Kazimierz Streets & Alleys

Street in Kazimierz, the old Jewish quarter

Kazimierz remained a completely separate town, outside of Old Town Krakow, until 1791 when it was incorporated into the city of Krakow by the Austro-Hungarian occupation government. Jews from England, France, Italy, Spain and Bohemia, who were being persecuted and expelled, had flocked to Poland for over 400 years, and Kazimierz had become a prosperous town. The Jewish district in eastern Kazimierz eventually expanded into the western Christian section, until in 1818 the wall between the two sections was torn down and the Jews were no longer required to live in a ghetto.

During the German occupation of Poland, 3,000 Jews living in Kazimierz were forced to move into a ghetto set up in the Podgorze district across the river Vistula. The Nazis chose Podgorze, according to the tour guide, because it had a high bluff overlooking it from which they could watch the activity in the ghetto. Kazimierz was used by Stephen Spielberg as the location for filming scenes of the Podgorze ghetto in Schindler's List.

◆ **ENTRIES SHOWN**:
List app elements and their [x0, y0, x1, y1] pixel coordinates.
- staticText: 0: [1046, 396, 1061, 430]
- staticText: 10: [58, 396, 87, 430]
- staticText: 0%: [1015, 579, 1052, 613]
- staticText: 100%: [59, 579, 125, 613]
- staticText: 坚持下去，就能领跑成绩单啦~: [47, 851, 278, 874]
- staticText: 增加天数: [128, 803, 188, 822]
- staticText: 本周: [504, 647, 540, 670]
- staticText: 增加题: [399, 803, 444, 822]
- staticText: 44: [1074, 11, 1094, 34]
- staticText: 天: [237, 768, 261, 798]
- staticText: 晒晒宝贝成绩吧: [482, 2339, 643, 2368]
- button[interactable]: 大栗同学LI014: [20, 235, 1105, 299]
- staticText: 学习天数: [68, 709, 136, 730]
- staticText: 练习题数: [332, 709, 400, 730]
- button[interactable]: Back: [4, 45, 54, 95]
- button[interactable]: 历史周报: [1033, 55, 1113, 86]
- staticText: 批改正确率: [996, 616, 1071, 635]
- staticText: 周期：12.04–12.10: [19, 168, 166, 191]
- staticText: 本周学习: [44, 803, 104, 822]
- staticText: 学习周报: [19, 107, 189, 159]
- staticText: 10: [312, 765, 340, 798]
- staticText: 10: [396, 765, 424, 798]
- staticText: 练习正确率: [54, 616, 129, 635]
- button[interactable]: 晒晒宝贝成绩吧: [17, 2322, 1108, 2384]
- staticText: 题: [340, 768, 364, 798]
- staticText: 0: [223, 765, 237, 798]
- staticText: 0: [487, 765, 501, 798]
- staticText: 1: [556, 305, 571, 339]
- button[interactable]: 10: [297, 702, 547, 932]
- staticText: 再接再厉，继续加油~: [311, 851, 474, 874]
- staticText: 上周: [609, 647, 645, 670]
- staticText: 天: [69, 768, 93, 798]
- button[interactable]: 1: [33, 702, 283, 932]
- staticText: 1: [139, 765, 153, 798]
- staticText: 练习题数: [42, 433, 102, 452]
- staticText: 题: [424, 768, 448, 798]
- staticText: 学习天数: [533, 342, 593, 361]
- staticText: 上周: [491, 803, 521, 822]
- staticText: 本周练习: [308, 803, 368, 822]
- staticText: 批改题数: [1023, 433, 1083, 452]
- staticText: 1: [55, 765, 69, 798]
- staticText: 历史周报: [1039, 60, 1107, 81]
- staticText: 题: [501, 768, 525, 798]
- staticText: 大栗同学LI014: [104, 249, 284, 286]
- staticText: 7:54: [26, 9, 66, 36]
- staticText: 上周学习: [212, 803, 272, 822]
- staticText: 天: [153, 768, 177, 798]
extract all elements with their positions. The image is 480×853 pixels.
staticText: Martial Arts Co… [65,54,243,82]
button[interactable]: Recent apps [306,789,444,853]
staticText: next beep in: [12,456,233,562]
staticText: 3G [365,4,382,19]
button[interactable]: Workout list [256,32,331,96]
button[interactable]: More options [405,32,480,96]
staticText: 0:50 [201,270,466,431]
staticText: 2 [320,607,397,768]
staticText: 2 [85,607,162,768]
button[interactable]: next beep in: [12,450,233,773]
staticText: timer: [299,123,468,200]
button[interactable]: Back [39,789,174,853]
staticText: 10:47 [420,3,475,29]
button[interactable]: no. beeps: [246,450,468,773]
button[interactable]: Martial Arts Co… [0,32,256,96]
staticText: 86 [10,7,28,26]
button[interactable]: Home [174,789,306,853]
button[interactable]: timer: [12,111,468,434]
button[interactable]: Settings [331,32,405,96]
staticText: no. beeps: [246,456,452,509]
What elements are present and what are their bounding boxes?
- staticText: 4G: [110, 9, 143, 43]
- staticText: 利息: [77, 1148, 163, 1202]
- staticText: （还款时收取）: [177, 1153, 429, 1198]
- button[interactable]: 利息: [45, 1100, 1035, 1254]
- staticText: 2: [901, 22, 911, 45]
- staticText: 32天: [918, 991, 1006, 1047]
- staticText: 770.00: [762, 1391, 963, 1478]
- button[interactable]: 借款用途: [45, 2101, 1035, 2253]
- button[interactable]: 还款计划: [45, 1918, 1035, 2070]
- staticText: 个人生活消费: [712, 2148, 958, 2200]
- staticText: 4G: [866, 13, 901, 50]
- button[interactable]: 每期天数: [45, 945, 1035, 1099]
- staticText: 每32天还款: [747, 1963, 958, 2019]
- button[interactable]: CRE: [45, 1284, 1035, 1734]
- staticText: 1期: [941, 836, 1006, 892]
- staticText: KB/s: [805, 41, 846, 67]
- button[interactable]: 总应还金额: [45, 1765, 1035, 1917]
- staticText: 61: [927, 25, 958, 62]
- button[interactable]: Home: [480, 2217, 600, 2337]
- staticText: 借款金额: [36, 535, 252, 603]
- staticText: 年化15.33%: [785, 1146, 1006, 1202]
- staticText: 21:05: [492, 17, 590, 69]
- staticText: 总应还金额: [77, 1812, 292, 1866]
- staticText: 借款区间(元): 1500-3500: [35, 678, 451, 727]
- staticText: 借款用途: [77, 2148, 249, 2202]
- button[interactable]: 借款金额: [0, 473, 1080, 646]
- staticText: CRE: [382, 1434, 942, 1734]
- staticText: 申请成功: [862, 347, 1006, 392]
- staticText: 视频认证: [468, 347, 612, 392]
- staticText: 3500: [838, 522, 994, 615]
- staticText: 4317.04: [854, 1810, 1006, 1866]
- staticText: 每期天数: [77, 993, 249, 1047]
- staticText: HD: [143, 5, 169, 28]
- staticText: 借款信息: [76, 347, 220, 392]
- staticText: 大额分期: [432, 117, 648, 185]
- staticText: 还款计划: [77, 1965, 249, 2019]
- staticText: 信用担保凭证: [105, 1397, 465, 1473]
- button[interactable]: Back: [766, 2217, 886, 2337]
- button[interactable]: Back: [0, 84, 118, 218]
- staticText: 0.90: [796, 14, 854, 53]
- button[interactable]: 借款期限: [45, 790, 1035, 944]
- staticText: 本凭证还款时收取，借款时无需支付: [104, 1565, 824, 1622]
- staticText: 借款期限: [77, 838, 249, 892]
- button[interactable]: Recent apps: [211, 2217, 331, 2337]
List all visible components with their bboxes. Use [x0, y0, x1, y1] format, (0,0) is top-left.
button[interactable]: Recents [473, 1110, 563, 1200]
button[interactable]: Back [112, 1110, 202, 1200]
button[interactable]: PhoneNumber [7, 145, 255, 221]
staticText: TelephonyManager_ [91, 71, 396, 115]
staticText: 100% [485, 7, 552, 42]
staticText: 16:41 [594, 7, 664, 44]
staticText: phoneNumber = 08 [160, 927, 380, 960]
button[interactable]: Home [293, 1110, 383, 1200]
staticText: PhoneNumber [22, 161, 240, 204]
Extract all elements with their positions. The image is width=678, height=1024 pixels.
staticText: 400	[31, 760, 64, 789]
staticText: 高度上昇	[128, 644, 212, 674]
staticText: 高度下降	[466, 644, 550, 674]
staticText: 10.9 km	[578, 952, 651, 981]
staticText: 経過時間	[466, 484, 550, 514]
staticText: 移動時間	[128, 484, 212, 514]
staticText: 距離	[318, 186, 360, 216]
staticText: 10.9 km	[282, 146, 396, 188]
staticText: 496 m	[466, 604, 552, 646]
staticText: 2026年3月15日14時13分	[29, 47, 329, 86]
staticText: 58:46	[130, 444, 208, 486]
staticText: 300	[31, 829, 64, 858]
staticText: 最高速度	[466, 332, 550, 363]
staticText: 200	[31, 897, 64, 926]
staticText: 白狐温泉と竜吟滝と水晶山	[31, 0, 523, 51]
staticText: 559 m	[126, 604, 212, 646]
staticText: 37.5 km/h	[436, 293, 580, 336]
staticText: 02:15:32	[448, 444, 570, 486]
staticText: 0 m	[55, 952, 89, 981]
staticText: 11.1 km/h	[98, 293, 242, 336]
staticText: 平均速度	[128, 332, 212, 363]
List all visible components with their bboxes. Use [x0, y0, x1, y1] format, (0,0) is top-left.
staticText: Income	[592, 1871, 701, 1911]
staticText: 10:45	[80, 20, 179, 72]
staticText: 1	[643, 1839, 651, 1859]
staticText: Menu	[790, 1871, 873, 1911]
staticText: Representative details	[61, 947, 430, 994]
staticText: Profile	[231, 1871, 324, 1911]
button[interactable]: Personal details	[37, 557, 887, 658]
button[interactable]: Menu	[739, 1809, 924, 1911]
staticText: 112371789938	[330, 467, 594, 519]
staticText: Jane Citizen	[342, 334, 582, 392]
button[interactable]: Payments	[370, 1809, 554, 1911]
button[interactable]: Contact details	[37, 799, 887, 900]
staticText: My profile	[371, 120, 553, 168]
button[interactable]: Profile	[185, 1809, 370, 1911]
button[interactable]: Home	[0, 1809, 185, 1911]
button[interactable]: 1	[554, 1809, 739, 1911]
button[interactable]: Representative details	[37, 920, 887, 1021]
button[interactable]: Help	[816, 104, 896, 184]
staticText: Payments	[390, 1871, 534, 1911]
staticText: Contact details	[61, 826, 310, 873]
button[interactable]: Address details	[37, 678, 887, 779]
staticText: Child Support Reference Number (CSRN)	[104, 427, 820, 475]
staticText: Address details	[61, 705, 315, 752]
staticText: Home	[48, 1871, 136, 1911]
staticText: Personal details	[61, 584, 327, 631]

◆ **ACTIONS TO TAKE**:
[a] According to the passage on Kazimierz, why did the Nazis choose the Podgorze district as the site of the ghetto?
[b] Recast the records from their first line up to and including the line that contains "- staticText: 本周: [504, 647, 540, 670]" as a JSON list of strings, one string per line.

◆ **WRITTEN RESPONSES**:
[a] According to the tour guide, the Nazis chose Podgorze because it had a high bluff overlooking it. From there they could watch the activity in the ghetto.

[b]
[
  "List app elements and their [x0, y0, x1, y1] pixel coordinates.",
  "- staticText: 0: [1046, 396, 1061, 430]",
  "- staticText: 10: [58, 396, 87, 430]",
  "- staticText: 0%: [1015, 579, 1052, 613]",
  "- staticText: 100%: [59, 579, 125, 613]",
  "- staticText: 坚持下去，就能领跑成绩单啦~: [47, 851, 278, 874]",
  "- staticText: 增加天数: [128, 803, 188, 822]",
  "- staticText: 本周: [504, 647, 540, 670]"
]